— Dataset entries —
>> START

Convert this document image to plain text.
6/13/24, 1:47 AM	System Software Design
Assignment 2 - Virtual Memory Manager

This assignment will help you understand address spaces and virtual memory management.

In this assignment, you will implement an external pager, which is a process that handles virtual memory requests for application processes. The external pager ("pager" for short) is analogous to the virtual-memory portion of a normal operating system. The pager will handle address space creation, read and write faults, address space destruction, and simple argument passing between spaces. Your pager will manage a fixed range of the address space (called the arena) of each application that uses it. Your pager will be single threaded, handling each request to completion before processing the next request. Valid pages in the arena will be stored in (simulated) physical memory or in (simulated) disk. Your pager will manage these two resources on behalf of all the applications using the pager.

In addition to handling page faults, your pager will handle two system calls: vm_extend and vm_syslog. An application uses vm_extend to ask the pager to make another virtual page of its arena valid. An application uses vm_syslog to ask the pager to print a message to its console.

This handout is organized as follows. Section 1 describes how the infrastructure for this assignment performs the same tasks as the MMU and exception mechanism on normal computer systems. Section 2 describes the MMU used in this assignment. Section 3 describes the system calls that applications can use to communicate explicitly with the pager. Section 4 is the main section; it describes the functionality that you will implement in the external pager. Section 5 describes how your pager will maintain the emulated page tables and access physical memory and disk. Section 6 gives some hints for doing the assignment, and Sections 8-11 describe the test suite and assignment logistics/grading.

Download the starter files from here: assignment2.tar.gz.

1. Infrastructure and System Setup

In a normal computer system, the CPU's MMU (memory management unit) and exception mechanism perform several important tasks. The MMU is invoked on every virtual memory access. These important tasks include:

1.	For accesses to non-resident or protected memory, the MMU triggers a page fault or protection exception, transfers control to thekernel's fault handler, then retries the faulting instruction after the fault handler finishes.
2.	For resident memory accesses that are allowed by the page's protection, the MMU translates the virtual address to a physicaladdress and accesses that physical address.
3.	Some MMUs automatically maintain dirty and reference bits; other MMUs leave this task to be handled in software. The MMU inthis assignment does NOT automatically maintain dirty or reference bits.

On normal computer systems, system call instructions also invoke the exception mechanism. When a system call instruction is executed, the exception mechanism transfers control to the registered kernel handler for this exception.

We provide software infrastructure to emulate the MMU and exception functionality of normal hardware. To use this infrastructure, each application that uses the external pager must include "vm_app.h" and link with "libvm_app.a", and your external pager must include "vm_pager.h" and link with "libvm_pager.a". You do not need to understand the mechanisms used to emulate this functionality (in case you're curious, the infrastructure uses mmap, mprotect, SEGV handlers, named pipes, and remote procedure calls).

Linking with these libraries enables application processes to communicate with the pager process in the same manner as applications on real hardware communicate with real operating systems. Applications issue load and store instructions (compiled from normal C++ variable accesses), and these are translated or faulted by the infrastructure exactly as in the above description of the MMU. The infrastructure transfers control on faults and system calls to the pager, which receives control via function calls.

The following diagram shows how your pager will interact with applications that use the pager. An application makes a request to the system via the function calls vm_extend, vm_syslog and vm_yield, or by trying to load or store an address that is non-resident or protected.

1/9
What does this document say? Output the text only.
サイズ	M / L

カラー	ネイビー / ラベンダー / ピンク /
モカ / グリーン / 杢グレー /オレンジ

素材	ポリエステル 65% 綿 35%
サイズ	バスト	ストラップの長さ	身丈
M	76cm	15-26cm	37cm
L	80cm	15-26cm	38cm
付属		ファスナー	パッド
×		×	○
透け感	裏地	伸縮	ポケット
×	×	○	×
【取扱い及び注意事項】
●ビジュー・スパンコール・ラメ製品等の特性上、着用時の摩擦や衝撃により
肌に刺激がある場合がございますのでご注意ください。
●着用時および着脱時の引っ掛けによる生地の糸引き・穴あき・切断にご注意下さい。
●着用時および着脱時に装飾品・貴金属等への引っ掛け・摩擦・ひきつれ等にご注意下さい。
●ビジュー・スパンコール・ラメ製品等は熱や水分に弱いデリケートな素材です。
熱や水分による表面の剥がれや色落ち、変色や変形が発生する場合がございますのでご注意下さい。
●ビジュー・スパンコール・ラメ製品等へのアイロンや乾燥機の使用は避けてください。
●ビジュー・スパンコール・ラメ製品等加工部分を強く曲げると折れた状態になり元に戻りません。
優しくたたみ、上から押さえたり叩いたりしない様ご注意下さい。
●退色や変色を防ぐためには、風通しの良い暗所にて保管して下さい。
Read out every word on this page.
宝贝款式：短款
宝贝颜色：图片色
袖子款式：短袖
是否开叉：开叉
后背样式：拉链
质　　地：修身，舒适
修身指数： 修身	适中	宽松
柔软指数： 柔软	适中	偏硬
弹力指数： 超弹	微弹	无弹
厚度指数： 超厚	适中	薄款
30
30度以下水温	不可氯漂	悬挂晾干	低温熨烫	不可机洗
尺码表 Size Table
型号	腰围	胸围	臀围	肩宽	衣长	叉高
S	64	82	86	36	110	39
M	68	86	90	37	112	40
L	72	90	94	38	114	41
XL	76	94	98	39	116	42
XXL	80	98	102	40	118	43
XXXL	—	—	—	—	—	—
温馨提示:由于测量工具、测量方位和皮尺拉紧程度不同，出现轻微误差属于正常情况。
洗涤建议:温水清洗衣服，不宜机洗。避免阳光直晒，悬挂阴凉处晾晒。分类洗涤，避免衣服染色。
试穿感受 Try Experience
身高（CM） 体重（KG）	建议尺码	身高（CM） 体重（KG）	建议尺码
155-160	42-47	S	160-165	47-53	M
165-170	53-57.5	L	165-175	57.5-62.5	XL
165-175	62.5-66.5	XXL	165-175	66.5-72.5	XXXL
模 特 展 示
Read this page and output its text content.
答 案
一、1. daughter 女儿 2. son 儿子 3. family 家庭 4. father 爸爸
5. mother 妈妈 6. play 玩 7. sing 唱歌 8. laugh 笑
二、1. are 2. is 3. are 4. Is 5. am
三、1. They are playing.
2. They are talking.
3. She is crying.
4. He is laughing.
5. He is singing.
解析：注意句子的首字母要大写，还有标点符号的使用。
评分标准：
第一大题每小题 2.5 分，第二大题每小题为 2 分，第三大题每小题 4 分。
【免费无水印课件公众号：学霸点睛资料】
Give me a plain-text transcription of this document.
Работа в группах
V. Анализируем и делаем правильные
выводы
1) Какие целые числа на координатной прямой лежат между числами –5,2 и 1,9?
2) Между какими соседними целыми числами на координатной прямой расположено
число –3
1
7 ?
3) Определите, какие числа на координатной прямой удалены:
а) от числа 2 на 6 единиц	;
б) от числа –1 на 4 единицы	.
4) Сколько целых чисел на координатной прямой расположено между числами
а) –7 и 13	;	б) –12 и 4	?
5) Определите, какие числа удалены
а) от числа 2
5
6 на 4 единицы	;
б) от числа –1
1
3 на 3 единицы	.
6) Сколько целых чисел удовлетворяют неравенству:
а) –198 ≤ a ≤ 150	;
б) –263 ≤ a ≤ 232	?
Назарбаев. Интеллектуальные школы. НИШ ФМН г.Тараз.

>> END

— What is required —
Repeat exactly, and only, the lines of the records above, starting with the line that contains "Give me a plain-text" and ending with the final line, both included.

— Answer to this task —
Give me a plain-text transcription of this document.
Работа в группах
V. Анализируем и делаем правильные
выводы
1) Какие целые числа на координатной прямой лежат между числами –5,2 и 1,9?
2) Между какими соседними целыми числами на координатной прямой расположено
число –3
1
7 ?
3) Определите, какие числа на координатной прямой удалены:
а) от числа 2 на 6 единиц	;
б) от числа –1 на 4 единицы	.
4) Сколько целых чисел на координатной прямой расположено между числами
а) –7 и 13	;	б) –12 и 4	?
5) Определите, какие числа удалены
а) от числа 2
5
6 на 4 единицы	;
б) от числа –1
1
3 на 3 единицы	.
6) Сколько целых чисел удовлетворяют неравенству:
а) –198 ≤ a ≤ 150	;
б) –263 ≤ a ≤ 232	?
Назарбаев. Интеллектуальные школы. НИШ ФМН г.Тараз.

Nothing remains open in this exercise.